Reply with one number: the count of lines in the data that hold the string "chevron".

BEGIN Extracted entries

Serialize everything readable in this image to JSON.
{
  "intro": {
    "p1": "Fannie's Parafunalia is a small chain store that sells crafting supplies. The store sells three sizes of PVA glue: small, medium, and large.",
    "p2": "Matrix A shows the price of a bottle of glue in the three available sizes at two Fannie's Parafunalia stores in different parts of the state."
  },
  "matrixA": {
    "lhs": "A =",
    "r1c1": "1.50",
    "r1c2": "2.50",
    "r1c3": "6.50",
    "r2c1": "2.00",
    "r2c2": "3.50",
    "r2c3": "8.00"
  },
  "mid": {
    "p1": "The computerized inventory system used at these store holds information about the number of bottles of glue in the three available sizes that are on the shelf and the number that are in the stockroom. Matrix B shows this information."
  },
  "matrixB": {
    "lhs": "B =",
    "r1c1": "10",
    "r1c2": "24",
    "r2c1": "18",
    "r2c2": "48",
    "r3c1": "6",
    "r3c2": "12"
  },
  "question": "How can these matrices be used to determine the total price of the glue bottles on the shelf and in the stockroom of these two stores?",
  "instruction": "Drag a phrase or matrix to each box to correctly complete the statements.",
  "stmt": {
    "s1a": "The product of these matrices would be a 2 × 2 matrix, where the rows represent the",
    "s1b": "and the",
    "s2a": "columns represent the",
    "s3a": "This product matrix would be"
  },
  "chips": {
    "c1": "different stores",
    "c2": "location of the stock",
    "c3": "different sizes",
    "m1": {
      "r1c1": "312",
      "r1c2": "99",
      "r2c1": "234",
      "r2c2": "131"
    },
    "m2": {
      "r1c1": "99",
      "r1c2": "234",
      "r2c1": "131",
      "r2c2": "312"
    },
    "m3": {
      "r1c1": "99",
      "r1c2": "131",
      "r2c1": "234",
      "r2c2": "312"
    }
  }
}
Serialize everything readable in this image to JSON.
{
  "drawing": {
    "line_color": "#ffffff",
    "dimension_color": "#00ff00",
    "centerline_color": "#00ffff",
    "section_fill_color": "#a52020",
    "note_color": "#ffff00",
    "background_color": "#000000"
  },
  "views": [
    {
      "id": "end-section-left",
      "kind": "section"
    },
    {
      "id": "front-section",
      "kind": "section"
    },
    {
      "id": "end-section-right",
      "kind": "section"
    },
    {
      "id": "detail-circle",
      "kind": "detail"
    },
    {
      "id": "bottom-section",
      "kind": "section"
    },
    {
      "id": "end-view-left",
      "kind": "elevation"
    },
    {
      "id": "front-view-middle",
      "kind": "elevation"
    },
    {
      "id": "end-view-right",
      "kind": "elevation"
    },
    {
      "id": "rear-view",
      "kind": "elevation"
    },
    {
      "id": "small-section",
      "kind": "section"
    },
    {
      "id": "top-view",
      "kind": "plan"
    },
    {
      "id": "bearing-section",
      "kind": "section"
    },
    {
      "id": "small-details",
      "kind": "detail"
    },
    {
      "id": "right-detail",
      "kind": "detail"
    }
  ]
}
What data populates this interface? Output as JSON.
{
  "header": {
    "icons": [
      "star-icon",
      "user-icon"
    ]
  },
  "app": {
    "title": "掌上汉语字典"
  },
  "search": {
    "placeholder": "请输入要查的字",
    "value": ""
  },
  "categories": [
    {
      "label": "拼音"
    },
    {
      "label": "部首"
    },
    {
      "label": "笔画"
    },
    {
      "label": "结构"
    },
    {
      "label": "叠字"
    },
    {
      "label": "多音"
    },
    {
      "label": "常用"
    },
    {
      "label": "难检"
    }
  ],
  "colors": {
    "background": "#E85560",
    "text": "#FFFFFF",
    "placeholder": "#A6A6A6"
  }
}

END Extracted entries
BEGIN Extracted entries

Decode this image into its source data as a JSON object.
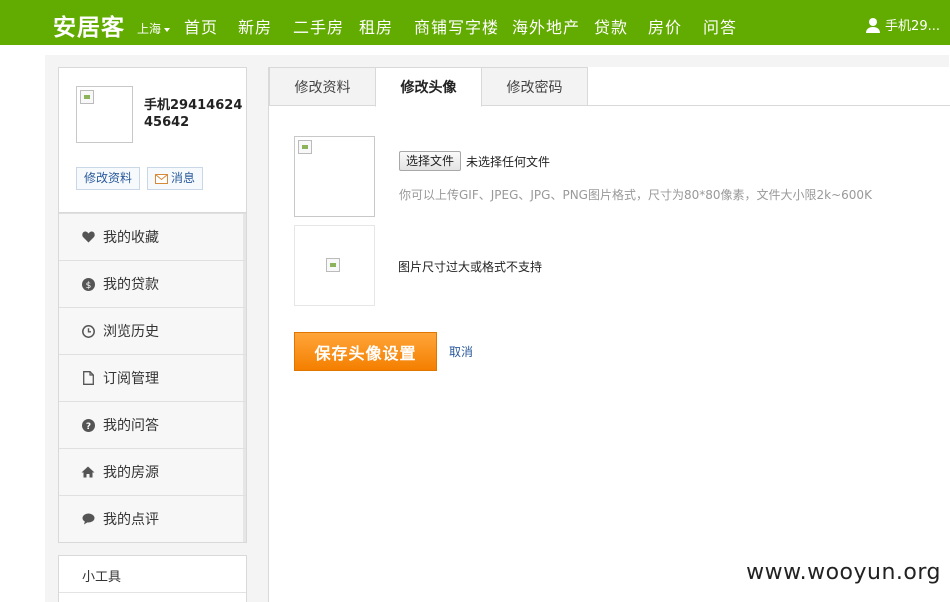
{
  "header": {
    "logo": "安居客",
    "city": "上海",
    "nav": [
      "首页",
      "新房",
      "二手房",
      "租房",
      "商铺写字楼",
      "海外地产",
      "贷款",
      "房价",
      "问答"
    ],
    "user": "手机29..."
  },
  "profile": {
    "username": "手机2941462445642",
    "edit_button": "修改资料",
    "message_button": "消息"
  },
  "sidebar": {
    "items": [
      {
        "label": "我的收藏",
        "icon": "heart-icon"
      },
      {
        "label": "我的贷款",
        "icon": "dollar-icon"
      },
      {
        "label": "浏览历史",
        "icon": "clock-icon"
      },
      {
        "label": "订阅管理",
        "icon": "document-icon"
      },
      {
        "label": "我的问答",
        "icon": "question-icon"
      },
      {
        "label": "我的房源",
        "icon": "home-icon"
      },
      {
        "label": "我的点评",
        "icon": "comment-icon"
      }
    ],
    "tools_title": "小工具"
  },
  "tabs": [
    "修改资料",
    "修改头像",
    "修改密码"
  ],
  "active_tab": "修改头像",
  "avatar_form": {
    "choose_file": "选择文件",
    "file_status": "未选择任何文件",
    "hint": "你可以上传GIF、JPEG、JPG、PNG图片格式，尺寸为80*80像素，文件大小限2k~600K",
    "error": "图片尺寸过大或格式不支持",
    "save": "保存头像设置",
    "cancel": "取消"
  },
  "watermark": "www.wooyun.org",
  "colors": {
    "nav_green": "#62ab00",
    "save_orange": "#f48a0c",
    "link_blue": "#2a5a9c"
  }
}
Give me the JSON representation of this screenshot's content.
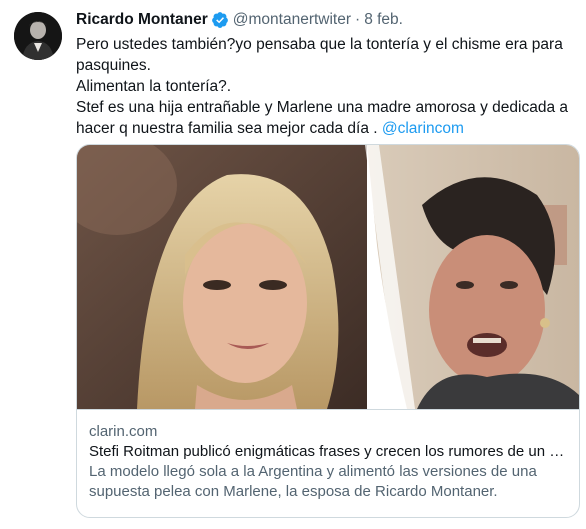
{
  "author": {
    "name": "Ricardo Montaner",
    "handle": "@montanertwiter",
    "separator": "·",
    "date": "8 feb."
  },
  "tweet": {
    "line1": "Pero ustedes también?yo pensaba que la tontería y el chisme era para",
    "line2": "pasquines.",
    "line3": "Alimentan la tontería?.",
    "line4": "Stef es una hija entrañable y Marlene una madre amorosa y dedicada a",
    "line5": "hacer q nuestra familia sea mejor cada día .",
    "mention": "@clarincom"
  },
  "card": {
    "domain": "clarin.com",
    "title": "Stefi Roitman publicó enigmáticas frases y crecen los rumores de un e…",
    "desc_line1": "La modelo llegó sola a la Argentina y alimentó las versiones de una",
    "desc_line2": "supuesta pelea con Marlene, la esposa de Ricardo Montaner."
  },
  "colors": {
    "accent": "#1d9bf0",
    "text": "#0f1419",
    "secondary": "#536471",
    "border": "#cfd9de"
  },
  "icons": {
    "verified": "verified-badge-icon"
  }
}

END Extracted entries
BEGIN Extracted entries

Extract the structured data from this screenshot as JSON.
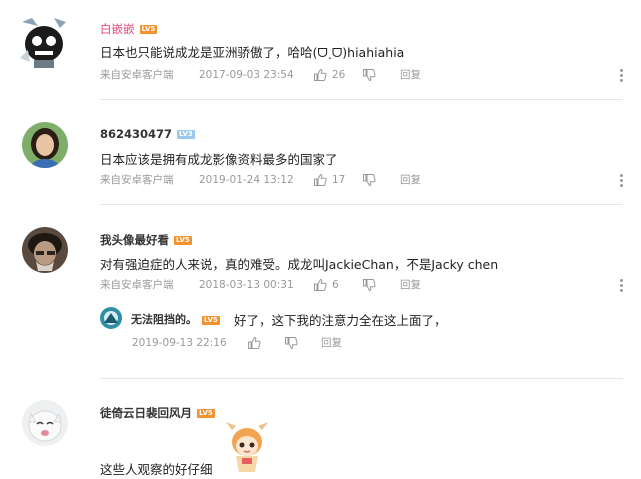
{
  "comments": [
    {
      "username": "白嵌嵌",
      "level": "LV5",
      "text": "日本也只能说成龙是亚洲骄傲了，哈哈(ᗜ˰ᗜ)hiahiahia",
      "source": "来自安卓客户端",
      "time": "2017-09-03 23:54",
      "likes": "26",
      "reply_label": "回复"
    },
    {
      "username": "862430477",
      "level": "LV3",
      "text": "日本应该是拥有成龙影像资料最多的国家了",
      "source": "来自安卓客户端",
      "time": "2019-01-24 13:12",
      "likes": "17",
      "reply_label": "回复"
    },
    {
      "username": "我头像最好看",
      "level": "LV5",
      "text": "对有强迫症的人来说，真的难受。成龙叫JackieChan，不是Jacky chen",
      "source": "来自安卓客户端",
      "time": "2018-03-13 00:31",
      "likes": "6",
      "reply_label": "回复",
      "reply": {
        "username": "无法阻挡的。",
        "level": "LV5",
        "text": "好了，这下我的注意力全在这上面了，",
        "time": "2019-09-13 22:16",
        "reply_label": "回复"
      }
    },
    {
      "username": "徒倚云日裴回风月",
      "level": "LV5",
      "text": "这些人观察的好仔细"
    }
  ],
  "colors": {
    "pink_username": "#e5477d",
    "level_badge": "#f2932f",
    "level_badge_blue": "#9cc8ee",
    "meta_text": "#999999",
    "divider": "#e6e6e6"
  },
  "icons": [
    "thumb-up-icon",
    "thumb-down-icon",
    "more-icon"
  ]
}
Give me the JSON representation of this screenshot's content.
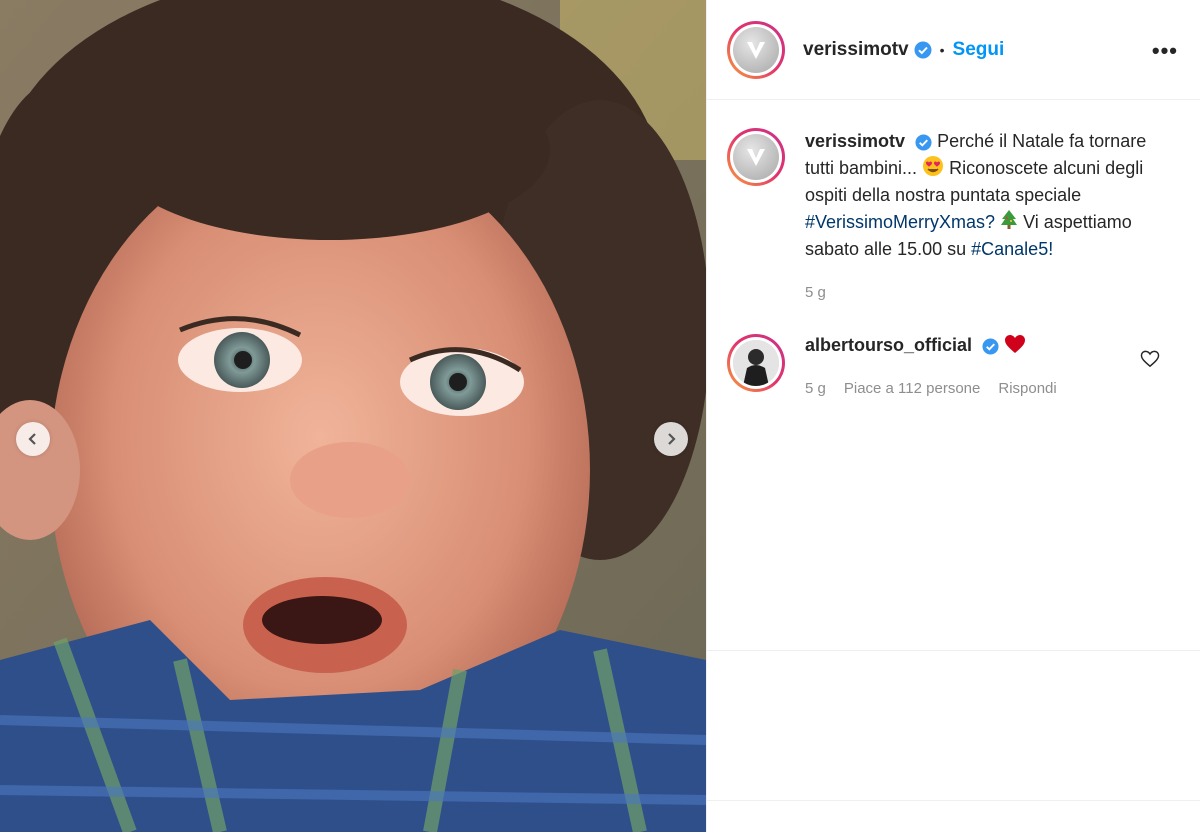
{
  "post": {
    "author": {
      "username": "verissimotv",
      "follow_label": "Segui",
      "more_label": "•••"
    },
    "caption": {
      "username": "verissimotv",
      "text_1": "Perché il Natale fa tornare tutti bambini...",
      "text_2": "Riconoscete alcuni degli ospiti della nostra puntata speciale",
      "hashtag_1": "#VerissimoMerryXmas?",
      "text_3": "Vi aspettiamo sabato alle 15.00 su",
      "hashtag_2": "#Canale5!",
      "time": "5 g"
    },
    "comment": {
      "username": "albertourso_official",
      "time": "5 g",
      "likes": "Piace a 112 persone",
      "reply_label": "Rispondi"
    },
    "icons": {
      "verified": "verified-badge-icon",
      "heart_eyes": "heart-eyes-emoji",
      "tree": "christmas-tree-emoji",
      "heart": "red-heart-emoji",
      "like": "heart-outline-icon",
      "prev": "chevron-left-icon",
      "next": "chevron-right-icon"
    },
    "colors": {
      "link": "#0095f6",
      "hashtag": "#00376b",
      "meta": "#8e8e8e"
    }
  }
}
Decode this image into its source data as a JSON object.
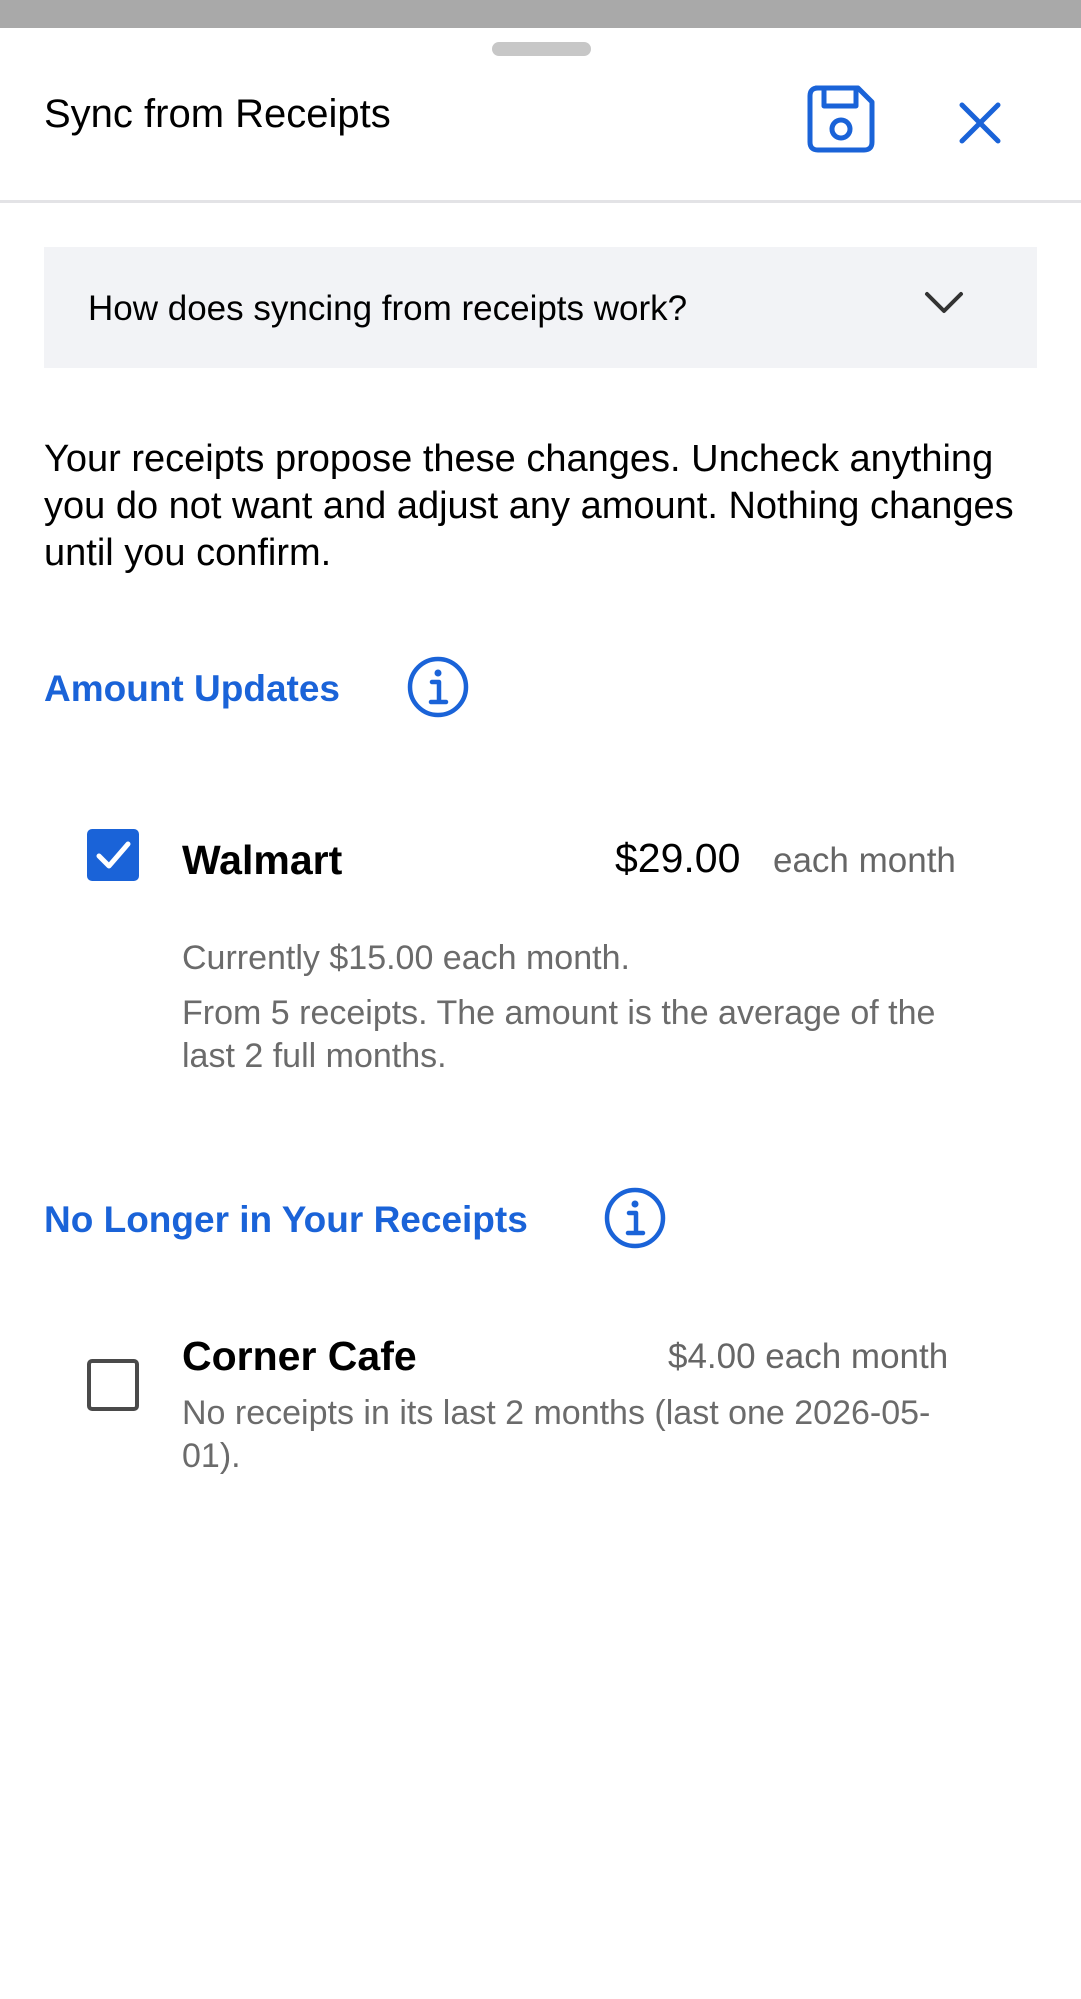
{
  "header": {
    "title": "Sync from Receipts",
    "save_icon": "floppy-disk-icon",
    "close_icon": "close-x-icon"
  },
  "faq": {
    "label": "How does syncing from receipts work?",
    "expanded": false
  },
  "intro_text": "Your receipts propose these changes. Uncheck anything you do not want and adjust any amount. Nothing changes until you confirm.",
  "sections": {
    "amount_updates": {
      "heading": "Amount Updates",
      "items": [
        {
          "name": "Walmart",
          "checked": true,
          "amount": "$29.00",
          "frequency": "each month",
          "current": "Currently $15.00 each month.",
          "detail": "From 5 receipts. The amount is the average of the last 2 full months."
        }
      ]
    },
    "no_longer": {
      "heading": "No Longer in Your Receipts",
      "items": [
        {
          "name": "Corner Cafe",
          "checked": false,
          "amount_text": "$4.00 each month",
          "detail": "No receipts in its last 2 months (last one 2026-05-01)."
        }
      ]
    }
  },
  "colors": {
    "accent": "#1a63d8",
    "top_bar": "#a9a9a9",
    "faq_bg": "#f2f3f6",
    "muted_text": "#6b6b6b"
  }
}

END Extracted entries

Complete response
2